Tekst:
==============================

De Hoge Raad is het eens met de beslissing van het hof dat het wegens de verkrijging van de woning betaalde bedrag aan overdrachtsbelasting naar evenredigheid moet worden toegerekend aan het bedrag van die verkrijging waarover wel en het bedrag waarover geen schenkingsrecht is verschuldigd.

De moeder van belanghebbende, X, heeft een aannemer opdracht gegeven voor de bouw van twee met elkaar verbonden woningen op haar grond. Voor de woningen heeft de moeder omzetbelasting betaald aan de aannemer. Vervolgens is binnen zes maanden één van de woningen geleverd aan X voor € 400.000. Door de werking van de anti-cumulatiebepaling (art. 13 WBR) is bij X overdrachtsbelasting geheven over een bedrag, nadat dit is verminderd met het bedrag waarover door moeder reeds omzetbelasting was betaald. Daardoor voldoet X per saldo overdrachtsbelasting over € 115.100 (€ 6906). Van de koopsom van € 400.000 scheldt moeder € 95.000 kwijt, waarover X - na vermindering met een vrijstelling van € 4556 - een bedrag van € 8349 aan schenkingsrecht moet voldoen. In geschil is hoeveel overdrachtsbelasting in mindering mag worden gebracht op het schenkingsrecht. X wil het volledige bedrag aan overdrachtsbelasting dat is verschuldigd over de kwijtschelding na aftrek van de vrijstelling, dat wil zeggen € 5427, in mindering brengen op het schenkingsrecht en bepleit toerekening ‘over de voet'. Rechtbank Arnhem oordeelt dat, voor zover geen overdrachtsbelasting is geheven wegens samenloop met omzetbelasting op grond van art. 13 WBR, geen sprake kan zijn van samenloop van (in zoverre niet geheven) overdrachtsbelasting en schenkingsrecht. De rechtbank rekent de overdrachtsbelasting pro rata toe aan de gehele koopsom, berekent de samenloop op een bedrag van € 1562 (€ 90.444/€ 400.000 * € 6906 = € 1562) en brengt dit bedrag in mindering op het schenkingsrecht. Hof Arnhem bevestigt de uitspraak van de rechtbank.

==============================

Geëxtraheerde gegevens:
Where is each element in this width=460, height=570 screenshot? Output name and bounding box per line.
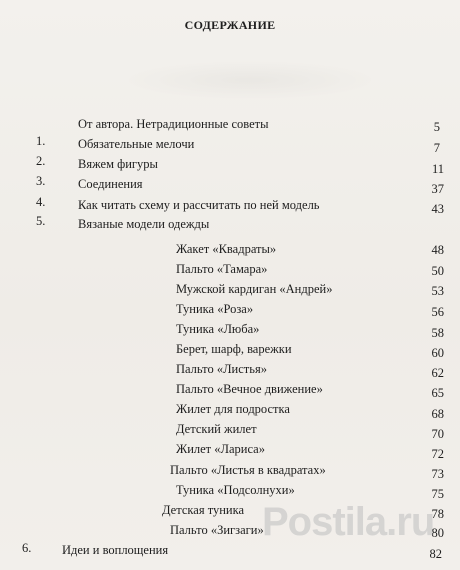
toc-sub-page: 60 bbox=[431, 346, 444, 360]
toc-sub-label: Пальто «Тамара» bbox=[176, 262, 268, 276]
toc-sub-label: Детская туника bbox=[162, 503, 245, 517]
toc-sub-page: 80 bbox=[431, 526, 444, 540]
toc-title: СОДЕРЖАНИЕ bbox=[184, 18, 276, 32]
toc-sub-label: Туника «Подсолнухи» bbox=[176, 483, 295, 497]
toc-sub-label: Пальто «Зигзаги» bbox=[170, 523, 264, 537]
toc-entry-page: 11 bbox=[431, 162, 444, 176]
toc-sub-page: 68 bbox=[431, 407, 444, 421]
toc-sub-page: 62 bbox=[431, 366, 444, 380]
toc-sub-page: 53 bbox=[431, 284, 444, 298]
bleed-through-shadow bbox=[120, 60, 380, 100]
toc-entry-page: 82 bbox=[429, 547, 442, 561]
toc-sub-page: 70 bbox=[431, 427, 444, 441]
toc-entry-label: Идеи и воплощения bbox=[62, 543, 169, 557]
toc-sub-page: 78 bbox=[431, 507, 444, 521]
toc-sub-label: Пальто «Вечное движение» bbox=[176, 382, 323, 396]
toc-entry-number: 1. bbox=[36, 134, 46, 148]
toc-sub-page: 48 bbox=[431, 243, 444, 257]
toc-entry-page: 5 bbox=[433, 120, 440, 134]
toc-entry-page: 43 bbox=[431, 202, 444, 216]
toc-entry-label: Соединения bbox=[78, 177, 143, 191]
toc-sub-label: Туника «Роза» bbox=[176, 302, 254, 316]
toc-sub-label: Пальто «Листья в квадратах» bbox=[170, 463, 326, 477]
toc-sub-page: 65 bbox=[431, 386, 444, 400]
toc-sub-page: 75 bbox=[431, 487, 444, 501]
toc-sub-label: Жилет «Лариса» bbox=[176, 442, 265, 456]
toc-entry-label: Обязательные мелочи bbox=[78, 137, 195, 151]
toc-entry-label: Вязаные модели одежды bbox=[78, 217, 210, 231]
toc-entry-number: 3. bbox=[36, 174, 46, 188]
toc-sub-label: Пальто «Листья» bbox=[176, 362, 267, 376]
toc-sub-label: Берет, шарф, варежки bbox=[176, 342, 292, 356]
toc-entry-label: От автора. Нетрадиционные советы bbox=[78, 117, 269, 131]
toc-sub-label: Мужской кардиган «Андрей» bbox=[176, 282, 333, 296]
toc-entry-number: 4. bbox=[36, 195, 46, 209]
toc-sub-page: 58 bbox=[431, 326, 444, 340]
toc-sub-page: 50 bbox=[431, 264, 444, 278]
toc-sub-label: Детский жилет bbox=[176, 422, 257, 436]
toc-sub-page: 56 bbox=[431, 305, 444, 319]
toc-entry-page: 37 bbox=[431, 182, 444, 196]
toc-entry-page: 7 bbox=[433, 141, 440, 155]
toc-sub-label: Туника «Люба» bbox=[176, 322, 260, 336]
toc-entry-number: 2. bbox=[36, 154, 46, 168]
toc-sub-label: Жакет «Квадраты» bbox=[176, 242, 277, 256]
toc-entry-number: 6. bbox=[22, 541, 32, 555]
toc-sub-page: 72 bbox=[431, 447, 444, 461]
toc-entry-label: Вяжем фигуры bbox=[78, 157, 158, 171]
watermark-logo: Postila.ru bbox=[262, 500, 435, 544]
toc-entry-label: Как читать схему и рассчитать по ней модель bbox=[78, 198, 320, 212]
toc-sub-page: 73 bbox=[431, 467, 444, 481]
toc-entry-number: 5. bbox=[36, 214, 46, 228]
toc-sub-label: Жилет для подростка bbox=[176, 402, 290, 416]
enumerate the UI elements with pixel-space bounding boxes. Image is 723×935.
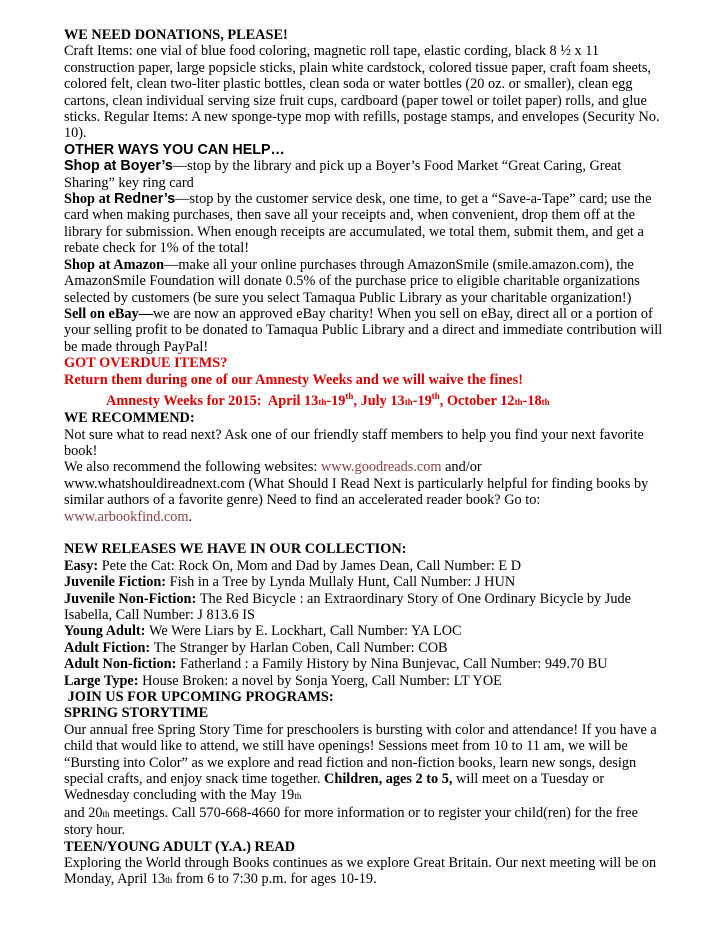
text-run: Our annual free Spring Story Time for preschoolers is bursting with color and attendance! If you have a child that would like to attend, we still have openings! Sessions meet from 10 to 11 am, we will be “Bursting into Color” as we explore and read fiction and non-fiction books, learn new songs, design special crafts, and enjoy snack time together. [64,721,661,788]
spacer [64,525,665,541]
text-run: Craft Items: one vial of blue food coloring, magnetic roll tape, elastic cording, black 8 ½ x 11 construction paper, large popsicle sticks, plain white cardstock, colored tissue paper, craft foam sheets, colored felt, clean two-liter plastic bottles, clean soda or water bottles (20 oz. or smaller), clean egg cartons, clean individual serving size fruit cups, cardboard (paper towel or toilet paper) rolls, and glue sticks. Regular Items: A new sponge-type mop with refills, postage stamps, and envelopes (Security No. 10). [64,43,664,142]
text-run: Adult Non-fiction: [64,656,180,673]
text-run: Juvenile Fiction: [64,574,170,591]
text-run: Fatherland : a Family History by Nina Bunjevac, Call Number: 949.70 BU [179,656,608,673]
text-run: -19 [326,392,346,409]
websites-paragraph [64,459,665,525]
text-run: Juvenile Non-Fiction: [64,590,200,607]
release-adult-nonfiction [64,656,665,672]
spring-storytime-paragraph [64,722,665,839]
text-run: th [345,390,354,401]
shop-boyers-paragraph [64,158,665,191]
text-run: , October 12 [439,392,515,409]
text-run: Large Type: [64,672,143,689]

==============================

Opdracht 1:
Schrijf uit de tekst over overdrachtsbelasting en schenkingsrecht letterlijk het stuk over dat begint bij "De Hoge Raad" en eindigt bij "schenkingsrecht is verschuldigd.".
Opdracht 2:
Vertaal deze zin uit de tekst over overdrachtsbelasting en schenkingsrecht naar het Engels: "Voor de woningen heeft de moeder omzetbelasting betaald aan de aannemer."

Volledig antwoord 1:
De Hoge Raad is het eens met de beslissing van het hof dat het wegens de verkrijging van de woning betaalde bedrag aan overdrachtsbelasting naar evenredigheid moet worden toegerekend aan het bedrag van die verkrijging waarover wel en het bedrag waarover geen schenkingsrecht is verschuldigd.

Volledig antwoord 2:
The mother paid VAT to the contractor for the houses.